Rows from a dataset
^^^^^^^^

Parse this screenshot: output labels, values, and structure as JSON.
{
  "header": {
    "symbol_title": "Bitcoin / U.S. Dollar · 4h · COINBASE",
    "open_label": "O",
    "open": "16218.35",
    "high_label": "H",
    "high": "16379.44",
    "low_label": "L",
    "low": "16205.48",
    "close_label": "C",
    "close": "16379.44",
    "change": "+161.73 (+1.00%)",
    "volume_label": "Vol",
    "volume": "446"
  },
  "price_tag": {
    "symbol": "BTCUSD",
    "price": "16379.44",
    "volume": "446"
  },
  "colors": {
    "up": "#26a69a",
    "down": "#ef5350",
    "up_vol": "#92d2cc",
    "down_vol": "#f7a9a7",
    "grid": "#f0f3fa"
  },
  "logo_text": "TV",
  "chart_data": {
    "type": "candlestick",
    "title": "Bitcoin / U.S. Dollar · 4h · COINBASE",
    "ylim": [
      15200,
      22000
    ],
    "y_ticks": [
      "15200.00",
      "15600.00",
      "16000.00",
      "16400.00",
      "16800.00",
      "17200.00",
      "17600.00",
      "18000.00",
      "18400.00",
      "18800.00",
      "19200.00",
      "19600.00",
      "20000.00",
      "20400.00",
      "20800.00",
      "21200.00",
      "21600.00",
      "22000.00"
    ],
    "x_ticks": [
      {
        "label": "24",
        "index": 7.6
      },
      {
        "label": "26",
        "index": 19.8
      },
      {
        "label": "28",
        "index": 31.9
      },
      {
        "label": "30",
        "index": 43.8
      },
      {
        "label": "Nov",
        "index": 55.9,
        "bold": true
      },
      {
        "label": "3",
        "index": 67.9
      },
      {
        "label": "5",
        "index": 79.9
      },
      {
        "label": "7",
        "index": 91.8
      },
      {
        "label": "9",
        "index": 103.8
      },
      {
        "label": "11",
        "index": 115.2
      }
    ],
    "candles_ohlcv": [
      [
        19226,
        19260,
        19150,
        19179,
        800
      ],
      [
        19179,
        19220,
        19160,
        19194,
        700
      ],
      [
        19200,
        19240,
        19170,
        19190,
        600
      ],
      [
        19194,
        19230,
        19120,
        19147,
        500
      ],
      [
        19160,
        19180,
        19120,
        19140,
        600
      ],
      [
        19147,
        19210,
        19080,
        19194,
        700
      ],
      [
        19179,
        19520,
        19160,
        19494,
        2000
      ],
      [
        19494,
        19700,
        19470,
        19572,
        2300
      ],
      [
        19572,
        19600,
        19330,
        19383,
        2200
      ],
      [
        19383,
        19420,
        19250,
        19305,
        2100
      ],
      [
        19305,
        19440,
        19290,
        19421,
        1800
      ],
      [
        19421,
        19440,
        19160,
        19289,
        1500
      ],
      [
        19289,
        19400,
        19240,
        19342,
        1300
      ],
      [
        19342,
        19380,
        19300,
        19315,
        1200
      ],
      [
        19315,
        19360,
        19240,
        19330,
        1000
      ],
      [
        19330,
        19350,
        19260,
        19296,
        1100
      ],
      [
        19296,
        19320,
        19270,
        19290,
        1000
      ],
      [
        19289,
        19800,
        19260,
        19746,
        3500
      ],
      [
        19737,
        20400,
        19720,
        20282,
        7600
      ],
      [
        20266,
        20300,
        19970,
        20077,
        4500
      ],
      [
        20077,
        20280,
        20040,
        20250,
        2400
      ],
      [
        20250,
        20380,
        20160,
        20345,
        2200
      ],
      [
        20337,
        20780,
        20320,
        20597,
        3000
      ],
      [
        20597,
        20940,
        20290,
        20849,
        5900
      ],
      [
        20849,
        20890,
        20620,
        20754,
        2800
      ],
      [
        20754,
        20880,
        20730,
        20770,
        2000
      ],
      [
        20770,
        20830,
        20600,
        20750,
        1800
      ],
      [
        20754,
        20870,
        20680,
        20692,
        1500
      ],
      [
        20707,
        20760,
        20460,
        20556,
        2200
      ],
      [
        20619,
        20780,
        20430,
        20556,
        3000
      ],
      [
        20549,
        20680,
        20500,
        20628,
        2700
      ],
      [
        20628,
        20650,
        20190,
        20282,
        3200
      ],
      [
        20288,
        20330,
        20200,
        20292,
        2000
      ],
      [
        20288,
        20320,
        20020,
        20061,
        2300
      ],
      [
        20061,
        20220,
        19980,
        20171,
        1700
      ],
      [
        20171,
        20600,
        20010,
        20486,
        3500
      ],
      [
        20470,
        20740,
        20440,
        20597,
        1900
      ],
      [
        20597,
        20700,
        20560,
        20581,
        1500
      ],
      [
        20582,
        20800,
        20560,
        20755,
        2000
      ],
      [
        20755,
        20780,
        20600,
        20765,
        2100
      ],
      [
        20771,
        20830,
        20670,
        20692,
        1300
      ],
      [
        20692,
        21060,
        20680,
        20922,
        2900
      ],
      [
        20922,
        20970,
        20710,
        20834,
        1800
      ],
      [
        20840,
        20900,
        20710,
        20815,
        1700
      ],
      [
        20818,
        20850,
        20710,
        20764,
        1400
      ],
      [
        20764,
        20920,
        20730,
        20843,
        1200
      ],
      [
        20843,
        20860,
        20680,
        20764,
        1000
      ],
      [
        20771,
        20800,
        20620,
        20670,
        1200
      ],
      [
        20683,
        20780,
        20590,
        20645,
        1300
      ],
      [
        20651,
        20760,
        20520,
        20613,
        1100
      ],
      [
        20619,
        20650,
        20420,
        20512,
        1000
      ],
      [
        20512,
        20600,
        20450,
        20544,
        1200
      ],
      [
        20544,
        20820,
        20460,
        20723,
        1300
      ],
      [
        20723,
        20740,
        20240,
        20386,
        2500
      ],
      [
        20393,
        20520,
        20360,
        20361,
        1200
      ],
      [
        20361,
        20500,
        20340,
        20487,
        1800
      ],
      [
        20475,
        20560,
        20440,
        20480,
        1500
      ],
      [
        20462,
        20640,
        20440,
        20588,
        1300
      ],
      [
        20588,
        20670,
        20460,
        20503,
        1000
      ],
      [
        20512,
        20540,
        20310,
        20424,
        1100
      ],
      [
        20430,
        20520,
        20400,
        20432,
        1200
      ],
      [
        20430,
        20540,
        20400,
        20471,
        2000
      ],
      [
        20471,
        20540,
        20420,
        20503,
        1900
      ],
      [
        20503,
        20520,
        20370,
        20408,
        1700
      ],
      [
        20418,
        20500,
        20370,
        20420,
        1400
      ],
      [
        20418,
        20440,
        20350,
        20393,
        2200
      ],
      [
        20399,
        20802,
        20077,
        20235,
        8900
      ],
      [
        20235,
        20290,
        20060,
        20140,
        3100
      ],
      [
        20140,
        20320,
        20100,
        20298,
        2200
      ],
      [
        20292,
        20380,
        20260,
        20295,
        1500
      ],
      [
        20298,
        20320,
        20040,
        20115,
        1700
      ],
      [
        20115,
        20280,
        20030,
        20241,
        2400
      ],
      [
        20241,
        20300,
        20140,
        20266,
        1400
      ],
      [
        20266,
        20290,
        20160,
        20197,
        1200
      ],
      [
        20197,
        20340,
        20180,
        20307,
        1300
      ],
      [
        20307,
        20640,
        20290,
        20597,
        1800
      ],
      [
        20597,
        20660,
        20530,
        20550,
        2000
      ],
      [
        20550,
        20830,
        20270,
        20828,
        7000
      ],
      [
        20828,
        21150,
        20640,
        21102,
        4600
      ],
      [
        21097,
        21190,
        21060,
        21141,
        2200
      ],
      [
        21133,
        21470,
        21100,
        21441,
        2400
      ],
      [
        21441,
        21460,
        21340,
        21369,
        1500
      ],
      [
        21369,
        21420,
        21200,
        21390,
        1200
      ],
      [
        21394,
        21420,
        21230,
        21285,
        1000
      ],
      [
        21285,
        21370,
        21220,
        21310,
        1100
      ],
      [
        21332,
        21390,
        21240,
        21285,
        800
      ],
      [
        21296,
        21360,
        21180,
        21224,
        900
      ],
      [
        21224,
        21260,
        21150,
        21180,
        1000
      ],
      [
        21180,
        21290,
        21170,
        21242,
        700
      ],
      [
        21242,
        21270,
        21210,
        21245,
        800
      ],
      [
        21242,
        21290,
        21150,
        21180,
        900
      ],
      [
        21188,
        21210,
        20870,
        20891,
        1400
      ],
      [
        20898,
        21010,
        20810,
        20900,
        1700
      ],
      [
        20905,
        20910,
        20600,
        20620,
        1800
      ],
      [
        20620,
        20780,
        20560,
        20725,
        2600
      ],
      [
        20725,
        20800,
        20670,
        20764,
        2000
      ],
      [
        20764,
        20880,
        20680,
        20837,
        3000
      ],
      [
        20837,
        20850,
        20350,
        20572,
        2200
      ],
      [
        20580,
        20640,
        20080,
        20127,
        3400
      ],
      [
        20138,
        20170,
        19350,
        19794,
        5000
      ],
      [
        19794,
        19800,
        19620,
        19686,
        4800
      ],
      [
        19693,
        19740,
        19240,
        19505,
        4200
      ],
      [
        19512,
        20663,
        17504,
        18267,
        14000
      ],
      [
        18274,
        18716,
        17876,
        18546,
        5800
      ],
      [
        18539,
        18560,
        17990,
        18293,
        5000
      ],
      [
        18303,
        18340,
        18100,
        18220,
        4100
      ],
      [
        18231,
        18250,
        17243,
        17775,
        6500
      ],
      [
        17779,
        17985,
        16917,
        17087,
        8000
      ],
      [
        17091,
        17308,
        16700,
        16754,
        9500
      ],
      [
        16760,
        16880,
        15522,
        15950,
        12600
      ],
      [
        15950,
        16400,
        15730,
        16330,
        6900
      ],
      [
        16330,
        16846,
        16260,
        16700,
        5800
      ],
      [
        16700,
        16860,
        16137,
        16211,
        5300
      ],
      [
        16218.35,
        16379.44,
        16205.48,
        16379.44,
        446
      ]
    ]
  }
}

^^^^^^^^

Task description ->
Examine the records and pull out every line where the string "index" occurs.

Complete output ->
        "index": 7.6
        "index": 19.8
        "index": 31.9
        "index": 43.8
        "index": 55.9,
        "index": 67.9
        "index": 79.9
        "index": 91.8
        "index": 103.8
        "index": 115.2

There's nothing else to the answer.